*Short task:* What is the number of lines containing the string "camera"? Answer with the number only.

*Stored items:*
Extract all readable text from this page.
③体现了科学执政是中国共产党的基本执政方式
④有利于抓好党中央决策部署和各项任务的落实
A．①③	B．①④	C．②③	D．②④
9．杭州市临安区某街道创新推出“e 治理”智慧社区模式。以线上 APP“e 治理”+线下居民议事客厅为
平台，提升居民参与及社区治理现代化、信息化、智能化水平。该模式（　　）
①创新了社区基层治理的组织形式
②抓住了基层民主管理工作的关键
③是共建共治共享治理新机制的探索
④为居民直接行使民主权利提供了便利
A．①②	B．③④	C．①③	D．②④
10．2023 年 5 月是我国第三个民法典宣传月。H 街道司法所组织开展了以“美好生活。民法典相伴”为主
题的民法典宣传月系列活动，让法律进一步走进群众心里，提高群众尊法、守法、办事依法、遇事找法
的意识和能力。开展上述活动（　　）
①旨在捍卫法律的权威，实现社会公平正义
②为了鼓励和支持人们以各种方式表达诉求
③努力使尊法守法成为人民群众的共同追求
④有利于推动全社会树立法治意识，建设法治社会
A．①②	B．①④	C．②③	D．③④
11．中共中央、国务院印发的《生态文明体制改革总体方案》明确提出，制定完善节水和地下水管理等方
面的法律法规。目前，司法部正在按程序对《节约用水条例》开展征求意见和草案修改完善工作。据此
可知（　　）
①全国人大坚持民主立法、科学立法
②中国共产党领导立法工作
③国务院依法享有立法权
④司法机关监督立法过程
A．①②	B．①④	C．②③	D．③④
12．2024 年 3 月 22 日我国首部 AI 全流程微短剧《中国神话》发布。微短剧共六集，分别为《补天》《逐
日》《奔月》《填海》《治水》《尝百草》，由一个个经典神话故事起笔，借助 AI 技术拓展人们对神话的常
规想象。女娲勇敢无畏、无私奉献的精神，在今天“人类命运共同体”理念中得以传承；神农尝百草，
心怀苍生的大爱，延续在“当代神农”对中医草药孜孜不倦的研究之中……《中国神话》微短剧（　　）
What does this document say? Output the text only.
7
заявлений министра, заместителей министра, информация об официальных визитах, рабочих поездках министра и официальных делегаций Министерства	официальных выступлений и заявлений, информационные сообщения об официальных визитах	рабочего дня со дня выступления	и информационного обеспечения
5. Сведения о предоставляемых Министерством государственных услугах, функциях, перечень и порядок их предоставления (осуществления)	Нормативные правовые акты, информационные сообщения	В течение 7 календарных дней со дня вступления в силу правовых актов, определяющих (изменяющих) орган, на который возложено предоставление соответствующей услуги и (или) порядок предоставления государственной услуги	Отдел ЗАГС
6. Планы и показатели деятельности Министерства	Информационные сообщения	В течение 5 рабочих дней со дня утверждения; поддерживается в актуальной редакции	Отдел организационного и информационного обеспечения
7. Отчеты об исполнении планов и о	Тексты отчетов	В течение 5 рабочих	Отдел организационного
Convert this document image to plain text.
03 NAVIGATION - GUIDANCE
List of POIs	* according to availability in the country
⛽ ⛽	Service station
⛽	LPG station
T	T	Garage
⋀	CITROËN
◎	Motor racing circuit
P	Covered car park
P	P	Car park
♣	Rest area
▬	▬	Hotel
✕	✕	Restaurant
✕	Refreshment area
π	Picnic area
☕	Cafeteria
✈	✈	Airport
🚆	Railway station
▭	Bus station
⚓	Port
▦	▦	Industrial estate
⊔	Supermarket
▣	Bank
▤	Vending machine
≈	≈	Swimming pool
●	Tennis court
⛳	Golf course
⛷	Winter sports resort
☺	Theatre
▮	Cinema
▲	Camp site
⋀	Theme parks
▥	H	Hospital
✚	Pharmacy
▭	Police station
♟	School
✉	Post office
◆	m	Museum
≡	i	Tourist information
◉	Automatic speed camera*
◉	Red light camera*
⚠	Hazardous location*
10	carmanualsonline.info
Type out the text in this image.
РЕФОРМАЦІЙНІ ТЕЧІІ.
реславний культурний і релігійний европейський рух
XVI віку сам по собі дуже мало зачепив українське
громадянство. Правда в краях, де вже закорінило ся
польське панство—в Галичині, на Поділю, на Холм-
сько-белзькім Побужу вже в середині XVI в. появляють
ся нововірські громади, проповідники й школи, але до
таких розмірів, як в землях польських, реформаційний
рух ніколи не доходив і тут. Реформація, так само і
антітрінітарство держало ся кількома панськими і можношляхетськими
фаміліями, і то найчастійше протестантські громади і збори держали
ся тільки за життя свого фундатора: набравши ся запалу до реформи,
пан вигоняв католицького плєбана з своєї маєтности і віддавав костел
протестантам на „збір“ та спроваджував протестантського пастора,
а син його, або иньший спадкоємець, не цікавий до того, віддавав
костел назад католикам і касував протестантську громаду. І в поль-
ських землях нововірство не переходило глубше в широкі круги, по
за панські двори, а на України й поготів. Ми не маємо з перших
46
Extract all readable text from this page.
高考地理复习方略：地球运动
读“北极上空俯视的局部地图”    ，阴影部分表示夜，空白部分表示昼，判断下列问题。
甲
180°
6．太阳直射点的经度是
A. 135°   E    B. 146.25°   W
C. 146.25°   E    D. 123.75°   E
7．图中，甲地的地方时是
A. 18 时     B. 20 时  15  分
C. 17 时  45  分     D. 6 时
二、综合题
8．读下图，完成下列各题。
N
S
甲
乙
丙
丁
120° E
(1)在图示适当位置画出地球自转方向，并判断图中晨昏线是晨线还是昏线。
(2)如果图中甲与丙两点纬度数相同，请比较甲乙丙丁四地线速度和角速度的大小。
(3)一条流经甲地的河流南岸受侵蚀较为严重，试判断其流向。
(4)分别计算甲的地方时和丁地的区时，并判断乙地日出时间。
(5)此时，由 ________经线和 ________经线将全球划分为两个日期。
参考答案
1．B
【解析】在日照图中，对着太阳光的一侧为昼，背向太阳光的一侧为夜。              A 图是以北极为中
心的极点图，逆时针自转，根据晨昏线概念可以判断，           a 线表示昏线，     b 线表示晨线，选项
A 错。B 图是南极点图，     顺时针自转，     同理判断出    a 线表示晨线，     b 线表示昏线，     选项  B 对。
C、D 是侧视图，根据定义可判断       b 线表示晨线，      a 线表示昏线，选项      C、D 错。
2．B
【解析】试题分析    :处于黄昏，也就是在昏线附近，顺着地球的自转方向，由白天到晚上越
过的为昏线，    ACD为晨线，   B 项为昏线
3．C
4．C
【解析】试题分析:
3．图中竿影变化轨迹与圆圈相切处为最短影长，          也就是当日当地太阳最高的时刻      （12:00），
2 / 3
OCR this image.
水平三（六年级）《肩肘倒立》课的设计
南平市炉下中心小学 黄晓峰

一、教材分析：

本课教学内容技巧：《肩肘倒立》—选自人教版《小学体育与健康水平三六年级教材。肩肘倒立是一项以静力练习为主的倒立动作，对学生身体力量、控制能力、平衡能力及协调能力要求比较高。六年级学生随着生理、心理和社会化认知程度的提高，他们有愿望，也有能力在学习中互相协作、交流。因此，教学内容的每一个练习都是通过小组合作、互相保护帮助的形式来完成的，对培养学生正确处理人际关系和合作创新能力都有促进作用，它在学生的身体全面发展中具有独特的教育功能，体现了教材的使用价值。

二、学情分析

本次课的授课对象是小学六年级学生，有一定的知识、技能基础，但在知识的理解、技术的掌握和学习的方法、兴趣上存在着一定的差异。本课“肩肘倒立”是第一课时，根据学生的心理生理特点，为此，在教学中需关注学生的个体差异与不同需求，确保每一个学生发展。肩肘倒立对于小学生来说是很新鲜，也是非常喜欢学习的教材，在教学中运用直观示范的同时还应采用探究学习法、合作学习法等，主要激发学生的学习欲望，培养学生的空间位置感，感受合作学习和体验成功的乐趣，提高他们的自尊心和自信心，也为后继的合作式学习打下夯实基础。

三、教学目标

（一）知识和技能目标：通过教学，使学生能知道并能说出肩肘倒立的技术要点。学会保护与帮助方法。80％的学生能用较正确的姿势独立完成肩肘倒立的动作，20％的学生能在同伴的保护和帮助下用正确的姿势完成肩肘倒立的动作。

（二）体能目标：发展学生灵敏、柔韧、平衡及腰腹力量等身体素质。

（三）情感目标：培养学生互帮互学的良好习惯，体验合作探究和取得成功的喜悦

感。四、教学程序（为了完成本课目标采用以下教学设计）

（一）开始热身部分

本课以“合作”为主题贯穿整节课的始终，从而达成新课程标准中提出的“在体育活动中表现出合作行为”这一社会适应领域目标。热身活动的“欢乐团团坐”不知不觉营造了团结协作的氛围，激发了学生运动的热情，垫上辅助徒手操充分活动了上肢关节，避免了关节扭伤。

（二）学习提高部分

*Task response:* 2